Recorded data
————

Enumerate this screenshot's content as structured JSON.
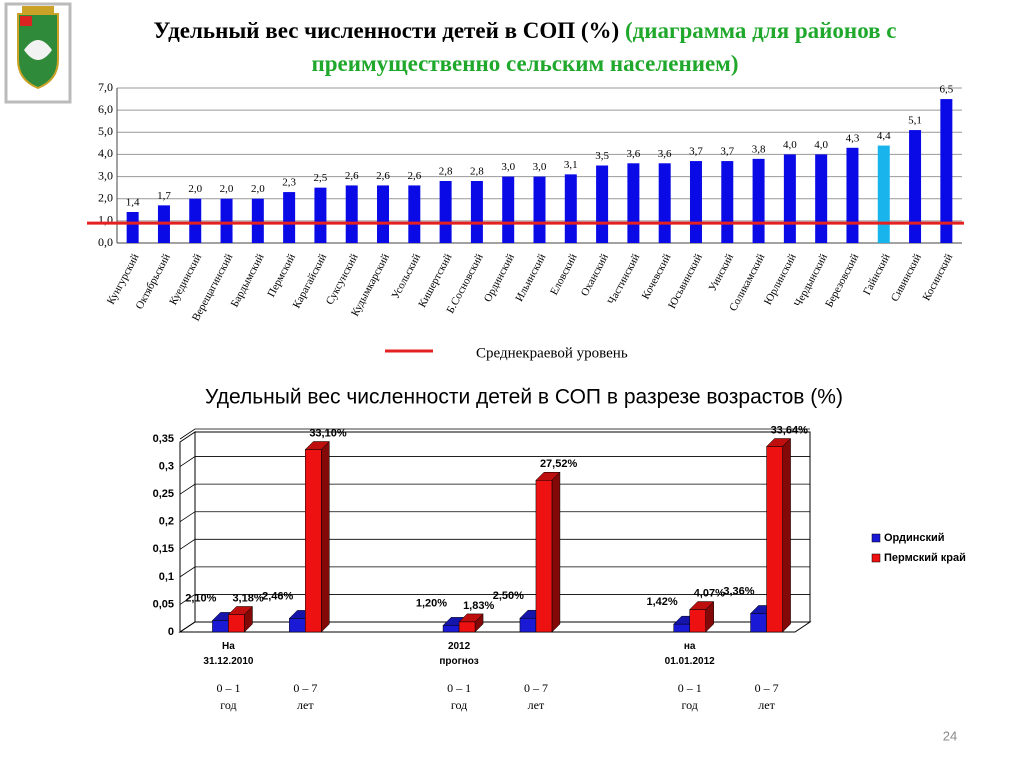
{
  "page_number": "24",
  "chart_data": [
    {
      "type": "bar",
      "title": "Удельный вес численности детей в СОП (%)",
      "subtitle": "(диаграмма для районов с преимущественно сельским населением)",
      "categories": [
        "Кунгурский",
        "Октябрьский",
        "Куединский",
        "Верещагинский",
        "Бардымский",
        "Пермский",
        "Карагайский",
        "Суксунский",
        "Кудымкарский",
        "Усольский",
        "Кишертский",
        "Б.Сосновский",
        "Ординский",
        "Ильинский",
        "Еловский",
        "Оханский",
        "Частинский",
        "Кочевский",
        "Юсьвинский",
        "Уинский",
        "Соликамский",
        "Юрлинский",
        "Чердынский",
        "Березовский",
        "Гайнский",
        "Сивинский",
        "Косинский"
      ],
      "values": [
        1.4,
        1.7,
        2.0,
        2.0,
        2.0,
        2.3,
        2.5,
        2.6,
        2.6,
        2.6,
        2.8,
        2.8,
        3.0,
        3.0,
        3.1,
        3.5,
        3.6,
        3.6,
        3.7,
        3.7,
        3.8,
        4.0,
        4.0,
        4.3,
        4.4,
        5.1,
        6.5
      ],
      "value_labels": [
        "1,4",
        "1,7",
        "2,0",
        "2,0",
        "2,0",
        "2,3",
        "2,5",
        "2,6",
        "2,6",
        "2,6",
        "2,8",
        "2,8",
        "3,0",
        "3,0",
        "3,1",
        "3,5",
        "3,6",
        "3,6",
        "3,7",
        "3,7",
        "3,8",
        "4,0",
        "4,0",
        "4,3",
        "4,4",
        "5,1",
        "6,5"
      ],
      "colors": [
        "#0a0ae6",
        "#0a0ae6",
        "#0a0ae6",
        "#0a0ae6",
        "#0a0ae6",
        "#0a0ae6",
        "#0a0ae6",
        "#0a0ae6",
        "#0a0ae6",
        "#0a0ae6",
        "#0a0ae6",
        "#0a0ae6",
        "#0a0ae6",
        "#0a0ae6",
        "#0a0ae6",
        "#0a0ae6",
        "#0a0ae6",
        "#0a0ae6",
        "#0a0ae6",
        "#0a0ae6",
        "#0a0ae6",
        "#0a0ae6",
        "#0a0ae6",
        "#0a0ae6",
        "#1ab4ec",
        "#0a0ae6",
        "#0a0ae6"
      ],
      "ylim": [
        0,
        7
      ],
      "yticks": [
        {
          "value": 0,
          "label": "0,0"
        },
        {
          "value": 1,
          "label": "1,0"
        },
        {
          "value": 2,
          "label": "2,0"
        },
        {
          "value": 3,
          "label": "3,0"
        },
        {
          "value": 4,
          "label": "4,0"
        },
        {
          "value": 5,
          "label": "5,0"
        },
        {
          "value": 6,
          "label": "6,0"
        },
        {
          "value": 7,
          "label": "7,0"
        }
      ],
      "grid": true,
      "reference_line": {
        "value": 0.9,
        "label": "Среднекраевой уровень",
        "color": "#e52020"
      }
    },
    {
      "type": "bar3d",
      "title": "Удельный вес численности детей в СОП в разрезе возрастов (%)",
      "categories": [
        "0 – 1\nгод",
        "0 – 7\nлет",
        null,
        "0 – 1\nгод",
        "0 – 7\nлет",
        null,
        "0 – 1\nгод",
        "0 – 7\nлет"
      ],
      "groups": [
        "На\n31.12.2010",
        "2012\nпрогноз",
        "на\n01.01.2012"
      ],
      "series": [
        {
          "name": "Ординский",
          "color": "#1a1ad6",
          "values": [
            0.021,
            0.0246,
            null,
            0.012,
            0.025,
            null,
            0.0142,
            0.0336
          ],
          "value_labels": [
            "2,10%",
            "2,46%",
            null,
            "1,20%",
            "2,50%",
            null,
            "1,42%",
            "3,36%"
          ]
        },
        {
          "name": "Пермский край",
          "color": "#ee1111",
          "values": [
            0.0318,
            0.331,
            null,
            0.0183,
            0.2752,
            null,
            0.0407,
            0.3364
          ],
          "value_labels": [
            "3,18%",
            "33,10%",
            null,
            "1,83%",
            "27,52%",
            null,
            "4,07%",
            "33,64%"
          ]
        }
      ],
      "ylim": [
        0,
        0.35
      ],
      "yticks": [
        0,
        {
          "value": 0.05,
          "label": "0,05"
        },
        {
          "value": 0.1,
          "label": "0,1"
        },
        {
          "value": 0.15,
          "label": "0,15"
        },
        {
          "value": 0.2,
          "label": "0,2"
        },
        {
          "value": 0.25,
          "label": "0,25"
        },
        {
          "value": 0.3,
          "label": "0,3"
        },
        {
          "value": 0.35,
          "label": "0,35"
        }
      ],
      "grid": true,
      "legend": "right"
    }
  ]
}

————

WHAT NEEDS TO BE DONE
Transcribe all the lines above exactly, apart from the pictures.

COMPLETE RESPONSE
Enumerate this screenshot's content as structured JSON.
{
  "page_number": "24",
  "chart_data": [
    {
      "type": "bar",
      "title": "Удельный вес численности детей в СОП (%)",
      "subtitle": "(диаграмма для районов с преимущественно сельским населением)",
      "categories": [
        "Кунгурский",
        "Октябрьский",
        "Куединский",
        "Верещагинский",
        "Бардымский",
        "Пермский",
        "Карагайский",
        "Суксунский",
        "Кудымкарский",
        "Усольский",
        "Кишертский",
        "Б.Сосновский",
        "Ординский",
        "Ильинский",
        "Еловский",
        "Оханский",
        "Частинский",
        "Кочевский",
        "Юсьвинский",
        "Уинский",
        "Соликамский",
        "Юрлинский",
        "Чердынский",
        "Березовский",
        "Гайнский",
        "Сивинский",
        "Косинский"
      ],
      "values": [
        1.4,
        1.7,
        2.0,
        2.0,
        2.0,
        2.3,
        2.5,
        2.6,
        2.6,
        2.6,
        2.8,
        2.8,
        3.0,
        3.0,
        3.1,
        3.5,
        3.6,
        3.6,
        3.7,
        3.7,
        3.8,
        4.0,
        4.0,
        4.3,
        4.4,
        5.1,
        6.5
      ],
      "value_labels": [
        "1,4",
        "1,7",
        "2,0",
        "2,0",
        "2,0",
        "2,3",
        "2,5",
        "2,6",
        "2,6",
        "2,6",
        "2,8",
        "2,8",
        "3,0",
        "3,0",
        "3,1",
        "3,5",
        "3,6",
        "3,6",
        "3,7",
        "3,7",
        "3,8",
        "4,0",
        "4,0",
        "4,3",
        "4,4",
        "5,1",
        "6,5"
      ],
      "colors": [
        "#0a0ae6",
        "#0a0ae6",
        "#0a0ae6",
        "#0a0ae6",
        "#0a0ae6",
        "#0a0ae6",
        "#0a0ae6",
        "#0a0ae6",
        "#0a0ae6",
        "#0a0ae6",
        "#0a0ae6",
        "#0a0ae6",
        "#0a0ae6",
        "#0a0ae6",
        "#0a0ae6",
        "#0a0ae6",
        "#0a0ae6",
        "#0a0ae6",
        "#0a0ae6",
        "#0a0ae6",
        "#0a0ae6",
        "#0a0ae6",
        "#0a0ae6",
        "#0a0ae6",
        "#1ab4ec",
        "#0a0ae6",
        "#0a0ae6"
      ],
      "ylim": [
        0,
        7
      ],
      "yticks": [
        {
          "value": 0,
          "label": "0,0"
        },
        {
          "value": 1,
          "label": "1,0"
        },
        {
          "value": 2,
          "label": "2,0"
        },
        {
          "value": 3,
          "label": "3,0"
        },
        {
          "value": 4,
          "label": "4,0"
        },
        {
          "value": 5,
          "label": "5,0"
        },
        {
          "value": 6,
          "label": "6,0"
        },
        {
          "value": 7,
          "label": "7,0"
        }
      ],
      "grid": true,
      "reference_line": {
        "value": 0.9,
        "label": "Среднекраевой уровень",
        "color": "#e52020"
      }
    },
    {
      "type": "bar3d",
      "title": "Удельный вес численности детей в СОП в разрезе возрастов (%)",
      "categories": [
        "0 – 1\nгод",
        "0 – 7\nлет",
        null,
        "0 – 1\nгод",
        "0 – 7\nлет",
        null,
        "0 – 1\nгод",
        "0 – 7\nлет"
      ],
      "groups": [
        "На\n31.12.2010",
        "2012\nпрогноз",
        "на\n01.01.2012"
      ],
      "series": [
        {
          "name": "Ординский",
          "color": "#1a1ad6",
          "values": [
            0.021,
            0.0246,
            null,
            0.012,
            0.025,
            null,
            0.0142,
            0.0336
          ],
          "value_labels": [
            "2,10%",
            "2,46%",
            null,
            "1,20%",
            "2,50%",
            null,
            "1,42%",
            "3,36%"
          ]
        },
        {
          "name": "Пермский край",
          "color": "#ee1111",
          "values": [
            0.0318,
            0.331,
            null,
            0.0183,
            0.2752,
            null,
            0.0407,
            0.3364
          ],
          "value_labels": [
            "3,18%",
            "33,10%",
            null,
            "1,83%",
            "27,52%",
            null,
            "4,07%",
            "33,64%"
          ]
        }
      ],
      "ylim": [
        0,
        0.35
      ],
      "yticks": [
        0,
        {
          "value": 0.05,
          "label": "0,05"
        },
        {
          "value": 0.1,
          "label": "0,1"
        },
        {
          "value": 0.15,
          "label": "0,15"
        },
        {
          "value": 0.2,
          "label": "0,2"
        },
        {
          "value": 0.25,
          "label": "0,25"
        },
        {
          "value": 0.3,
          "label": "0,3"
        },
        {
          "value": 0.35,
          "label": "0,35"
        }
      ],
      "grid": true,
      "legend": "right"
    }
  ]
}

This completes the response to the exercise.